— begin GIVEN DATA —

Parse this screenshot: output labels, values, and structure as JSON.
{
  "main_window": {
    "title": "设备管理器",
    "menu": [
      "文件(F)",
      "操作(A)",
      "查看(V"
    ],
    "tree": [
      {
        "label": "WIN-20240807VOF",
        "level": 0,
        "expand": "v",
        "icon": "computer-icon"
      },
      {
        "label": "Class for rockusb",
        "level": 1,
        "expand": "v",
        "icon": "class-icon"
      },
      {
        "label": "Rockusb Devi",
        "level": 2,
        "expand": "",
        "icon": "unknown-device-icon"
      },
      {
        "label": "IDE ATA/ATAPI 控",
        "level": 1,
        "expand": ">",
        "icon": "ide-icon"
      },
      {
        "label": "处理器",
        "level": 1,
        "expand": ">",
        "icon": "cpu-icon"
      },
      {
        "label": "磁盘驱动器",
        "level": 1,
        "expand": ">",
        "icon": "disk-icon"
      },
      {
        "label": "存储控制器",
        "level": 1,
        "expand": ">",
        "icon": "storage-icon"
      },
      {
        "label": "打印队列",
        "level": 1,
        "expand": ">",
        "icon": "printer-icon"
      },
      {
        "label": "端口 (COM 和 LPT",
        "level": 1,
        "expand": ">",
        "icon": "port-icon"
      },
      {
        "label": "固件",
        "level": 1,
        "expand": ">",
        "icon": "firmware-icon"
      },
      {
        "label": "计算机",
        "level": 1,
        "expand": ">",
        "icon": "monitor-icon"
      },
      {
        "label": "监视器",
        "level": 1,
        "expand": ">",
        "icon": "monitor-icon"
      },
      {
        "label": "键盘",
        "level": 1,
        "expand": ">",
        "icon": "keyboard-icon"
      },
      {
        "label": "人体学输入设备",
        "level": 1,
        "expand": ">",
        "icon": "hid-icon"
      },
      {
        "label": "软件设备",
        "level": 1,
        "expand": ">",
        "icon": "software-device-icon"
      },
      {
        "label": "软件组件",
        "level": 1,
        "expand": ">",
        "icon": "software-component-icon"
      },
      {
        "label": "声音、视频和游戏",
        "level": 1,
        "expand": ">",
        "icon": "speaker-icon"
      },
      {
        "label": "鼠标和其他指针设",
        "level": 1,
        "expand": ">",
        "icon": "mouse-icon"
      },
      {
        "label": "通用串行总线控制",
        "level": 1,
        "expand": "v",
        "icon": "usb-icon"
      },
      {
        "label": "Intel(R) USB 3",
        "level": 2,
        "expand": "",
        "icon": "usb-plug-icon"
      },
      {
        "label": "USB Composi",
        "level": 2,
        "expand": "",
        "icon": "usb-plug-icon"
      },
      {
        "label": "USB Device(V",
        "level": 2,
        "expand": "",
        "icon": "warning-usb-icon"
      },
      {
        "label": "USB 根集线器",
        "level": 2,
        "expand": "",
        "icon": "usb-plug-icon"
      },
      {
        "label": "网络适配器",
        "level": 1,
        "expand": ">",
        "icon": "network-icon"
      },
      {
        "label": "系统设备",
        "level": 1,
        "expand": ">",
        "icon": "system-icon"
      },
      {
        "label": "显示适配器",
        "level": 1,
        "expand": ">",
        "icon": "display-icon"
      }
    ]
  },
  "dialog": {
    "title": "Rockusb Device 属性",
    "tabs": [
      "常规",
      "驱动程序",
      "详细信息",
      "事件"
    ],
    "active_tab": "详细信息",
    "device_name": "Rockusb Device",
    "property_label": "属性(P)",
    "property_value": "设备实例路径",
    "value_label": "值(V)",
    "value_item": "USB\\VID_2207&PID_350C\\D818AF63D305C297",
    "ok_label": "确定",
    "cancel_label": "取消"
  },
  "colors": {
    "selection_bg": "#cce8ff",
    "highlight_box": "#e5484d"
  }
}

— end GIVEN DATA —

EXERCISE OBJECTIVE
The entries above must be returned in full, exactly as shown.

COMPLETED TASK
Parse this screenshot: output labels, values, and structure as JSON.
{
  "main_window": {
    "title": "设备管理器",
    "menu": [
      "文件(F)",
      "操作(A)",
      "查看(V"
    ],
    "tree": [
      {
        "label": "WIN-20240807VOF",
        "level": 0,
        "expand": "v",
        "icon": "computer-icon"
      },
      {
        "label": "Class for rockusb",
        "level": 1,
        "expand": "v",
        "icon": "class-icon"
      },
      {
        "label": "Rockusb Devi",
        "level": 2,
        "expand": "",
        "icon": "unknown-device-icon"
      },
      {
        "label": "IDE ATA/ATAPI 控",
        "level": 1,
        "expand": ">",
        "icon": "ide-icon"
      },
      {
        "label": "处理器",
        "level": 1,
        "expand": ">",
        "icon": "cpu-icon"
      },
      {
        "label": "磁盘驱动器",
        "level": 1,
        "expand": ">",
        "icon": "disk-icon"
      },
      {
        "label": "存储控制器",
        "level": 1,
        "expand": ">",
        "icon": "storage-icon"
      },
      {
        "label": "打印队列",
        "level": 1,
        "expand": ">",
        "icon": "printer-icon"
      },
      {
        "label": "端口 (COM 和 LPT",
        "level": 1,
        "expand": ">",
        "icon": "port-icon"
      },
      {
        "label": "固件",
        "level": 1,
        "expand": ">",
        "icon": "firmware-icon"
      },
      {
        "label": "计算机",
        "level": 1,
        "expand": ">",
        "icon": "monitor-icon"
      },
      {
        "label": "监视器",
        "level": 1,
        "expand": ">",
        "icon": "monitor-icon"
      },
      {
        "label": "键盘",
        "level": 1,
        "expand": ">",
        "icon": "keyboard-icon"
      },
      {
        "label": "人体学输入设备",
        "level": 1,
        "expand": ">",
        "icon": "hid-icon"
      },
      {
        "label": "软件设备",
        "level": 1,
        "expand": ">",
        "icon": "software-device-icon"
      },
      {
        "label": "软件组件",
        "level": 1,
        "expand": ">",
        "icon": "software-component-icon"
      },
      {
        "label": "声音、视频和游戏",
        "level": 1,
        "expand": ">",
        "icon": "speaker-icon"
      },
      {
        "label": "鼠标和其他指针设",
        "level": 1,
        "expand": ">",
        "icon": "mouse-icon"
      },
      {
        "label": "通用串行总线控制",
        "level": 1,
        "expand": "v",
        "icon": "usb-icon"
      },
      {
        "label": "Intel(R) USB 3",
        "level": 2,
        "expand": "",
        "icon": "usb-plug-icon"
      },
      {
        "label": "USB Composi",
        "level": 2,
        "expand": "",
        "icon": "usb-plug-icon"
      },
      {
        "label": "USB Device(V",
        "level": 2,
        "expand": "",
        "icon": "warning-usb-icon"
      },
      {
        "label": "USB 根集线器",
        "level": 2,
        "expand": "",
        "icon": "usb-plug-icon"
      },
      {
        "label": "网络适配器",
        "level": 1,
        "expand": ">",
        "icon": "network-icon"
      },
      {
        "label": "系统设备",
        "level": 1,
        "expand": ">",
        "icon": "system-icon"
      },
      {
        "label": "显示适配器",
        "level": 1,
        "expand": ">",
        "icon": "display-icon"
      }
    ]
  },
  "dialog": {
    "title": "Rockusb Device 属性",
    "tabs": [
      "常规",
      "驱动程序",
      "详细信息",
      "事件"
    ],
    "active_tab": "详细信息",
    "device_name": "Rockusb Device",
    "property_label": "属性(P)",
    "property_value": "设备实例路径",
    "value_label": "值(V)",
    "value_item": "USB\\VID_2207&PID_350C\\D818AF63D305C297",
    "ok_label": "确定",
    "cancel_label": "取消"
  },
  "colors": {
    "selection_bg": "#cce8ff",
    "highlight_box": "#e5484d"
  }
}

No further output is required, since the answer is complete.